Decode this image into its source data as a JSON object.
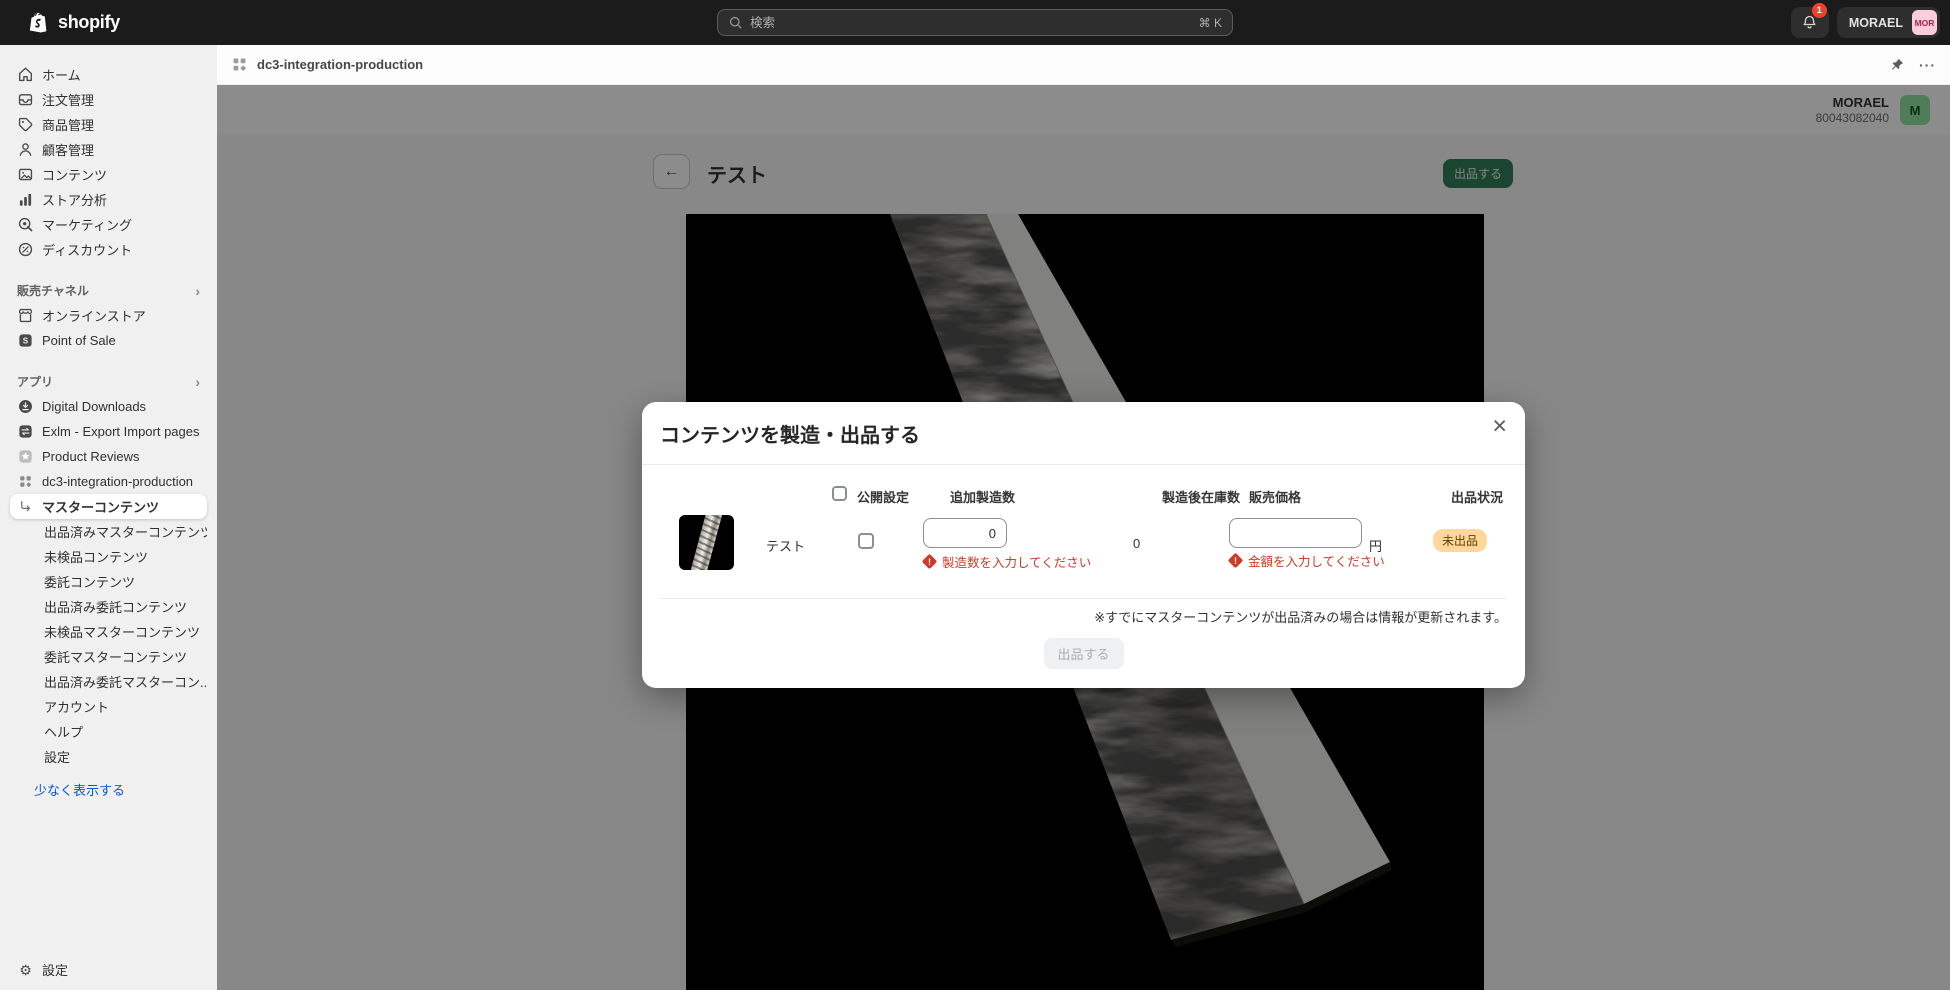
{
  "topbar": {
    "logo_text": "shopify",
    "search": {
      "placeholder": "検索",
      "shortcut": "⌘ K",
      "icon": "search-icon"
    },
    "notification": {
      "count": "1",
      "icon": "bell-icon"
    },
    "account": {
      "store_name": "MORAEL",
      "avatar_initials": "MOR"
    }
  },
  "appbar": {
    "breadcrumb": "dc3-integration-production",
    "icon": "app-grid-icon",
    "pin_icon": "pin-icon",
    "more_label": "···"
  },
  "sidebar": {
    "main": [
      {
        "label": "ホーム",
        "icon": "home-icon"
      },
      {
        "label": "注文管理",
        "icon": "orders-icon"
      },
      {
        "label": "商品管理",
        "icon": "products-icon"
      },
      {
        "label": "顧客管理",
        "icon": "customers-icon"
      },
      {
        "label": "コンテンツ",
        "icon": "content-icon"
      },
      {
        "label": "ストア分析",
        "icon": "analytics-icon"
      },
      {
        "label": "マーケティング",
        "icon": "marketing-icon"
      },
      {
        "label": "ディスカウント",
        "icon": "discount-icon"
      }
    ],
    "sales_channels": {
      "label": "販売チャネル",
      "items": [
        {
          "label": "オンラインストア",
          "icon": "online-store-icon"
        },
        {
          "label": "Point of Sale",
          "icon": "pos-icon"
        }
      ]
    },
    "apps": {
      "label": "アプリ",
      "items": [
        {
          "label": "Digital Downloads",
          "icon": "digital-downloads-icon"
        },
        {
          "label": "Exlm - Export Import pages",
          "icon": "exlm-icon"
        },
        {
          "label": "Product Reviews",
          "icon": "product-reviews-icon"
        },
        {
          "label": "dc3-integration-production",
          "icon": "app-grid-icon"
        }
      ]
    },
    "active_item": {
      "label": "マスターコンテンツ",
      "icon": "return-arrow-icon"
    },
    "sub_items": [
      "出品済みマスターコンテンツ",
      "未検品コンテンツ",
      "委託コンテンツ",
      "出品済み委託コンテンツ",
      "未検品マスターコンテンツ",
      "委託マスターコンテンツ",
      "出品済み委託マスターコン...",
      "アカウント",
      "ヘルプ",
      "設定"
    ],
    "show_less": "少なく表示する",
    "settings": {
      "label": "設定",
      "icon": "gear-icon"
    }
  },
  "page": {
    "store_name": "MORAEL",
    "store_id": "80043082040",
    "avatar_initial": "M",
    "title": "テスト",
    "publish_button": "出品する"
  },
  "modal": {
    "title": "コンテンツを製造・出品する",
    "close_label": "×",
    "columns": {
      "publish": "公開設定",
      "additional_qty": "追加製造数",
      "stock_after": "製造後在庫数",
      "price": "販売価格",
      "status": "出品状況"
    },
    "row": {
      "name": "テスト",
      "additional_qty_value": "0",
      "additional_qty_error": "製造数を入力してください",
      "stock_after_value": "0",
      "price_value": "",
      "price_unit": "円",
      "price_error": "金額を入力してください",
      "status": "未出品"
    },
    "note": "※すでにマスターコンテンツが出品済みの場合は情報が更新されます。",
    "submit_button": "出品する"
  },
  "colors": {
    "accent_green": "#2f7e5a",
    "error_red": "#cd3a28",
    "badge_bg": "#ffd79d",
    "badge_text": "#5e4200",
    "link_blue": "#005bd3"
  }
}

◇ ◇ ◇

■ **WRITTEN TASK**:
In the listing above, how many lines hold the word "production"? Give the number and nothing more.

■ **ANSWER FOR THE TASK**:
2